▶ The task:
Can you retype, word for word, the passage of the Gundlach text that starts with the words containing "Gundlach, widely followed" and ends with "inflows in July."?
***** Text *****
NEW YORK (Reuters) - DoubleLine Capital's co-founder Jeffrey Gundlach warned on Tuesday that it might be premature for the U.S. Federal Reserve to raise interest rates next month, given junk-bond prices are hovering near four-year lows.

"To raise interest rates when junk bonds are nearly at a four-year low is a bad idea," Gundlach said in a telephone interview.

Gundlach, widely followed for his prescient investment calls, said if the Fed begins raising interest rates in September, "it opens the lid on Pandora's Box of a tightening cycle."

Gundlach said the selling pressure in copper and commodity prices driven by worries over China's growth outlook "should be a huge concern. It is the second-biggest economy in the world."

Last year, Gundlach correctly predicted that U.S. Treasury yields would fall, not rise as many others had forecast, because inflationary pressures were non-existent and technical factors, including aging demographics, were at play.

The Los Angeles-based DoubleLine Capital had $76 billion in assets under management as of June 30.

The DoubleLine Total Return Bond Fund, DoubleLine's largest portfolio by assets and run by Gundlach, had positive inflows in July.

The Total Return fund attracted a net inflow of $390.4 million last month, compared with $81.7 million in June. It has $47.2 billion in assets under management and invests primarily in mortgage-backed securities.
***** Supplied data *****
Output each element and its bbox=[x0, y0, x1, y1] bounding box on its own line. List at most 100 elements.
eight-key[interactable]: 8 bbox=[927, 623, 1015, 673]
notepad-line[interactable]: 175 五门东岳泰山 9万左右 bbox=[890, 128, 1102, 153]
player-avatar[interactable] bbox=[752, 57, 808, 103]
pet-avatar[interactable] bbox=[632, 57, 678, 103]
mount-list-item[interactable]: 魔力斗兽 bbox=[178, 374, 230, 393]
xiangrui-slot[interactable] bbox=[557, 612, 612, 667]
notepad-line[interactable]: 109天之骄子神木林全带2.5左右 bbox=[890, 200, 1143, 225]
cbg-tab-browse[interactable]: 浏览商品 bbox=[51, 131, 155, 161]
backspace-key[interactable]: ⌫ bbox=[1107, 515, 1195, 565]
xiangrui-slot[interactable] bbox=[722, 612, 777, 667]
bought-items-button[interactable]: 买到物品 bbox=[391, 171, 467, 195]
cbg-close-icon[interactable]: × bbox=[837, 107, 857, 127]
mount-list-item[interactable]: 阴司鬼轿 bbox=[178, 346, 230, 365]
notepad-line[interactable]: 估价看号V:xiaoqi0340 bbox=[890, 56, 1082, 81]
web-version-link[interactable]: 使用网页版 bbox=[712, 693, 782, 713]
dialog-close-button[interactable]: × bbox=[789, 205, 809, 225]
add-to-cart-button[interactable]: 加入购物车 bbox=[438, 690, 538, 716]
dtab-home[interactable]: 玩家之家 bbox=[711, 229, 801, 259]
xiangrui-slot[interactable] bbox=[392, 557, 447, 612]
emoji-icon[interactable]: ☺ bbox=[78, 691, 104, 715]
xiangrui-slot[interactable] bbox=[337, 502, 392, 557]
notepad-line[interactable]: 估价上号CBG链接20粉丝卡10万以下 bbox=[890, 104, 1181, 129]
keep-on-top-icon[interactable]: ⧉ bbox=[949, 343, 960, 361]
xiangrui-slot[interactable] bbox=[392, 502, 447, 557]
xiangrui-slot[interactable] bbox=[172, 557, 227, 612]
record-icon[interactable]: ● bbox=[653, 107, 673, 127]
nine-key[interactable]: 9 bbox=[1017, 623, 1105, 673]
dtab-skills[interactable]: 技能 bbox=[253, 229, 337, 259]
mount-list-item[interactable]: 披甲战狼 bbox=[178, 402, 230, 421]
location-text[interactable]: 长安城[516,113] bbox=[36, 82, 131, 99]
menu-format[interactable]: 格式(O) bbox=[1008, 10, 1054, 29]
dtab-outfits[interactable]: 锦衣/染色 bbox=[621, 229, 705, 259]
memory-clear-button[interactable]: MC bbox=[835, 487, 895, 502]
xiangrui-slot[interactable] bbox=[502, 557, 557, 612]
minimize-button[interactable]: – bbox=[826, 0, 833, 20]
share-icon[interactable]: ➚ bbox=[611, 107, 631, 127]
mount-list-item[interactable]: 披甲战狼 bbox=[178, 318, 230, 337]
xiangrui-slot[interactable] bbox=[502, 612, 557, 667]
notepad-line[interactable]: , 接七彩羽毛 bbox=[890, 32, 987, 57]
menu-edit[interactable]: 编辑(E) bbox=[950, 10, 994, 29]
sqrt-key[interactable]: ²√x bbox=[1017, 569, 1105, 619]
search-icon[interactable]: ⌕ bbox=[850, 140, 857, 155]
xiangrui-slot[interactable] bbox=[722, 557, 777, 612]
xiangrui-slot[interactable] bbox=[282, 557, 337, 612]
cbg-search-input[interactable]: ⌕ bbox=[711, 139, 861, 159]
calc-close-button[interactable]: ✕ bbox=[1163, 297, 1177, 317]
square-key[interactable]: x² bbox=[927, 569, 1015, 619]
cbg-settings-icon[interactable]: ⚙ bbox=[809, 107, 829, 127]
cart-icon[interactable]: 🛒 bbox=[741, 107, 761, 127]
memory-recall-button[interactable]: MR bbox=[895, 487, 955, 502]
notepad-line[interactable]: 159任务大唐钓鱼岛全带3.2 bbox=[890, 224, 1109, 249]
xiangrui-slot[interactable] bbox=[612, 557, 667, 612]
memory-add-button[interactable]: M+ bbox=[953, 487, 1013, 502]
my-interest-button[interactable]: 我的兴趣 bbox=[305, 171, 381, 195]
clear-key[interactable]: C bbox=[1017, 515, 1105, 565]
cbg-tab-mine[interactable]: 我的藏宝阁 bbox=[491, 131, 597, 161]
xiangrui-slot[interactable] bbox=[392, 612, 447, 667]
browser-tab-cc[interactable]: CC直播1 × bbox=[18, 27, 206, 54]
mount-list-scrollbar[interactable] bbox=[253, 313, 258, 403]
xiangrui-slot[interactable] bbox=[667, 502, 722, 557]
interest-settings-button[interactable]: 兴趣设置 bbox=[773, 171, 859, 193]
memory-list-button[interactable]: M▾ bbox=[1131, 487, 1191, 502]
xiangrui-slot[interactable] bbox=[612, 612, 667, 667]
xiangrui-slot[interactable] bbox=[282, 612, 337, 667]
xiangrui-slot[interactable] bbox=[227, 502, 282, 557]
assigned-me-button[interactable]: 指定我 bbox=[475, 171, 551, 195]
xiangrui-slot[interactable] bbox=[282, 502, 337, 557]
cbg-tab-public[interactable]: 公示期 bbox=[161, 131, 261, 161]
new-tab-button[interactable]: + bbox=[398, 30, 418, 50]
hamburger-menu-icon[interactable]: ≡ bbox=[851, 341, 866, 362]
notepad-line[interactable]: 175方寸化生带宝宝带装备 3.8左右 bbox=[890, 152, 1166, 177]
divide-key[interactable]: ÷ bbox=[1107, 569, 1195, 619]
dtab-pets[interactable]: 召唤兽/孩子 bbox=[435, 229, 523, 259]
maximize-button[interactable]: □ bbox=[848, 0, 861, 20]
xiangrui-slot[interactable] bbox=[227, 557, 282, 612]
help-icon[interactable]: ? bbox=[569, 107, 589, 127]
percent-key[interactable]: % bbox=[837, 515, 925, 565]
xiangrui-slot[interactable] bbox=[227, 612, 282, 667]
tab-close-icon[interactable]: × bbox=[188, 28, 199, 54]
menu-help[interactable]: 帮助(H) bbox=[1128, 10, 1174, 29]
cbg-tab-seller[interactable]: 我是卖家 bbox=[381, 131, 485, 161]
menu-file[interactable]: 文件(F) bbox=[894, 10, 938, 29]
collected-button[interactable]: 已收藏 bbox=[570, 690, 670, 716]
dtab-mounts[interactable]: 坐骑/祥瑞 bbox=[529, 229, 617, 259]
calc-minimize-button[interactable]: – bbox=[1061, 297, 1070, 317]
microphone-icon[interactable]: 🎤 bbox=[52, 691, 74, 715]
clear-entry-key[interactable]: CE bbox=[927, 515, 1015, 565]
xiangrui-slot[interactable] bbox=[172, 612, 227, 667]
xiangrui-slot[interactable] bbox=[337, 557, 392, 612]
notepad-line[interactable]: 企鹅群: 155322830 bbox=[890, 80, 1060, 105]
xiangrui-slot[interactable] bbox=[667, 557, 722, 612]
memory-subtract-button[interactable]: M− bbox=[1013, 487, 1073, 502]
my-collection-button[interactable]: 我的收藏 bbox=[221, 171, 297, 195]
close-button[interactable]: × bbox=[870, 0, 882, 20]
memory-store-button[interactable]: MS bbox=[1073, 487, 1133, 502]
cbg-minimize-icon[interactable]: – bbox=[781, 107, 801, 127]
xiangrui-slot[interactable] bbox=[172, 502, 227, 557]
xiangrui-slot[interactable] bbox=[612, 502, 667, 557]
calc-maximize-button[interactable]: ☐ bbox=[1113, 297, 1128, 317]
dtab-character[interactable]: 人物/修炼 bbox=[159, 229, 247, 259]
*****
▶ Reply to the exercise:
Gundlach, widely followed for his prescient investment calls, said if the Fed begins raising interest rates in September, "it opens the lid on Pandora's Box of a tightening cycle."

Gundlach said the selling pressure in copper and commodity prices driven by worries over China's growth outlook "should be a huge concern. It is the second-biggest economy in the world."

Last year, Gundlach correctly predicted that U.S. Treasury yields would fall, not rise as many others had forecast, because inflationary pressures were non-existent and technical factors, including aging demographics, were at play.

The Los Angeles-based DoubleLine Capital had $76 billion in assets under management as of June 30.

The DoubleLine Total Return Bond Fund, DoubleLine's largest portfolio by assets and run by Gundlach, had positive inflows in July.